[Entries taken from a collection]
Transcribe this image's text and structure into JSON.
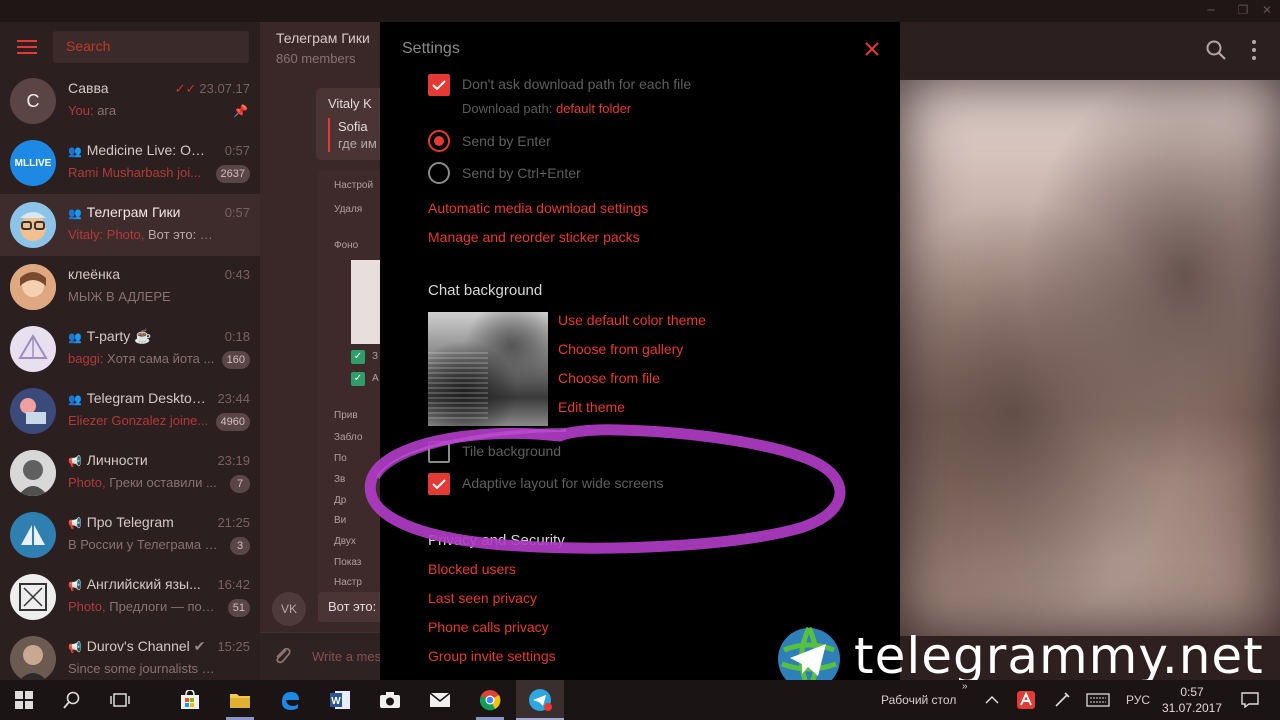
{
  "sidebar": {
    "search_placeholder": "Search",
    "chats": [
      {
        "name": "Савва",
        "time": "23.07.17",
        "who": "You:",
        "preview": "ага",
        "avatar_letter": "С",
        "avatar_color": "#5a4444"
      },
      {
        "name": "Medicine Live: Общ...",
        "time": "0:57",
        "who": "Rami Musharbash joi...",
        "preview": "",
        "badge": "2637",
        "avatar_text": "MLLIVE",
        "avatar_color": "#1e88e5"
      },
      {
        "name": "Телеграм Гики",
        "time": "0:57",
        "who": "Vitaly: Photo,",
        "preview": "Вот это: Альте...",
        "avatar_color": "#8cc4e8"
      },
      {
        "name": "клеёнка",
        "time": "0:43",
        "who": "",
        "preview": "МЫЖ В АДЛЕРЕ",
        "avatar_color": "#c89070"
      },
      {
        "name": "T-party ☕",
        "time": "0:18",
        "who": "baggi:",
        "preview": "Хотя сама йота ...",
        "badge": "160",
        "avatar_color": "#e8e0ee"
      },
      {
        "name": "Telegram Desktop...",
        "time": "23:44",
        "who": "Eliezer Gonzalez joine...",
        "preview": "",
        "badge": "4960",
        "avatar_color": "#3a4a7a"
      },
      {
        "name": "Личности",
        "time": "23:19",
        "who": "Photo,",
        "preview": "Греки оставили ...",
        "badge": "7",
        "avatar_color": "#7a7a7a"
      },
      {
        "name": "Про Telegram",
        "time": "21:25",
        "who": "",
        "preview": "В России у Телеграма н...",
        "badge": "3",
        "avatar_color": "#2f7fb0"
      },
      {
        "name": "Английский язы...",
        "time": "16:42",
        "who": "Photo,",
        "preview": "Предлоги — пол...",
        "badge": "51",
        "avatar_color": "#eeeeee"
      },
      {
        "name": "Durov's Channel",
        "time": "15:25",
        "who": "",
        "preview": "Since some journalists don't ...",
        "avatar_color": "#6a5a50"
      }
    ]
  },
  "middle": {
    "title": "Телеграм Гики",
    "subtitle": "860 members",
    "bubble_name": "Vitaly K",
    "quote_name": "Sofia",
    "quote_text": "где им",
    "shot_lines": [
      "Настрой",
      "Удаля",
      "Фоно",
      "З",
      "А",
      "Прив",
      "Забло",
      "По",
      "Зв",
      "Др",
      "Ви",
      "Двух",
      "Показ",
      "Настр"
    ],
    "vk_initials": "VK",
    "vk_message": "Вот это: А",
    "composer_placeholder": "Write a message..."
  },
  "settings": {
    "title": "Settings",
    "opt_download_path": "Don't ask download path for each file",
    "download_path_label": "Download path:",
    "download_path_value": "default folder",
    "opt_send_enter": "Send by Enter",
    "opt_send_ctrl_enter": "Send by Ctrl+Enter",
    "link_media": "Automatic media download settings",
    "link_stickers": "Manage and reorder sticker packs",
    "section_background": "Chat background",
    "link_default_theme": "Use default color theme",
    "link_gallery": "Choose from gallery",
    "link_file": "Choose from file",
    "link_edit_theme": "Edit theme",
    "opt_tile": "Tile background",
    "opt_adaptive": "Adaptive layout for wide screens",
    "section_privacy": "Privacy and Security",
    "link_blocked": "Blocked users",
    "link_last_seen": "Last seen privacy",
    "link_calls": "Phone calls privacy",
    "link_group_invite": "Group invite settings"
  },
  "watermark": "telegrammy.net",
  "taskbar": {
    "desktop_label": "Рабочий стол",
    "lang": "РУС",
    "time": "0:57",
    "date": "31.07.2017"
  },
  "colors": {
    "accent": "#e53935",
    "modal_bg": "#000000",
    "scribble": "#b03cc4"
  }
}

OBJECTIVE: Leave out the pictures and transcribe the entries above exactly.

RESPONSE TO THIS TASK:
Transcribe this image's text and structure into JSON.
{
  "sidebar": {
    "search_placeholder": "Search",
    "chats": [
      {
        "name": "Савва",
        "time": "23.07.17",
        "who": "You:",
        "preview": "ага",
        "avatar_letter": "С",
        "avatar_color": "#5a4444"
      },
      {
        "name": "Medicine Live: Общ...",
        "time": "0:57",
        "who": "Rami Musharbash joi...",
        "preview": "",
        "badge": "2637",
        "avatar_text": "MLLIVE",
        "avatar_color": "#1e88e5"
      },
      {
        "name": "Телеграм Гики",
        "time": "0:57",
        "who": "Vitaly: Photo,",
        "preview": "Вот это: Альте...",
        "avatar_color": "#8cc4e8"
      },
      {
        "name": "клеёнка",
        "time": "0:43",
        "who": "",
        "preview": "МЫЖ В АДЛЕРЕ",
        "avatar_color": "#c89070"
      },
      {
        "name": "T-party ☕",
        "time": "0:18",
        "who": "baggi:",
        "preview": "Хотя сама йота ...",
        "badge": "160",
        "avatar_color": "#e8e0ee"
      },
      {
        "name": "Telegram Desktop...",
        "time": "23:44",
        "who": "Eliezer Gonzalez joine...",
        "preview": "",
        "badge": "4960",
        "avatar_color": "#3a4a7a"
      },
      {
        "name": "Личности",
        "time": "23:19",
        "who": "Photo,",
        "preview": "Греки оставили ...",
        "badge": "7",
        "avatar_color": "#7a7a7a"
      },
      {
        "name": "Про Telegram",
        "time": "21:25",
        "who": "",
        "preview": "В России у Телеграма н...",
        "badge": "3",
        "avatar_color": "#2f7fb0"
      },
      {
        "name": "Английский язы...",
        "time": "16:42",
        "who": "Photo,",
        "preview": "Предлоги — пол...",
        "badge": "51",
        "avatar_color": "#eeeeee"
      },
      {
        "name": "Durov's Channel",
        "time": "15:25",
        "who": "",
        "preview": "Since some journalists don't ...",
        "avatar_color": "#6a5a50"
      }
    ]
  },
  "middle": {
    "title": "Телеграм Гики",
    "subtitle": "860 members",
    "bubble_name": "Vitaly K",
    "quote_name": "Sofia",
    "quote_text": "где им",
    "shot_lines": [
      "Настрой",
      "Удаля",
      "Фоно",
      "З",
      "А",
      "Прив",
      "Забло",
      "По",
      "Зв",
      "Др",
      "Ви",
      "Двух",
      "Показ",
      "Настр"
    ],
    "vk_initials": "VK",
    "vk_message": "Вот это: А",
    "composer_placeholder": "Write a message..."
  },
  "settings": {
    "title": "Settings",
    "opt_download_path": "Don't ask download path for each file",
    "download_path_label": "Download path:",
    "download_path_value": "default folder",
    "opt_send_enter": "Send by Enter",
    "opt_send_ctrl_enter": "Send by Ctrl+Enter",
    "link_media": "Automatic media download settings",
    "link_stickers": "Manage and reorder sticker packs",
    "section_background": "Chat background",
    "link_default_theme": "Use default color theme",
    "link_gallery": "Choose from gallery",
    "link_file": "Choose from file",
    "link_edit_theme": "Edit theme",
    "opt_tile": "Tile background",
    "opt_adaptive": "Adaptive layout for wide screens",
    "section_privacy": "Privacy and Security",
    "link_blocked": "Blocked users",
    "link_last_seen": "Last seen privacy",
    "link_calls": "Phone calls privacy",
    "link_group_invite": "Group invite settings"
  },
  "watermark": "telegrammy.net",
  "taskbar": {
    "desktop_label": "Рабочий стол",
    "lang": "РУС",
    "time": "0:57",
    "date": "31.07.2017"
  },
  "colors": {
    "accent": "#e53935",
    "modal_bg": "#000000",
    "scribble": "#b03cc4"
  }
}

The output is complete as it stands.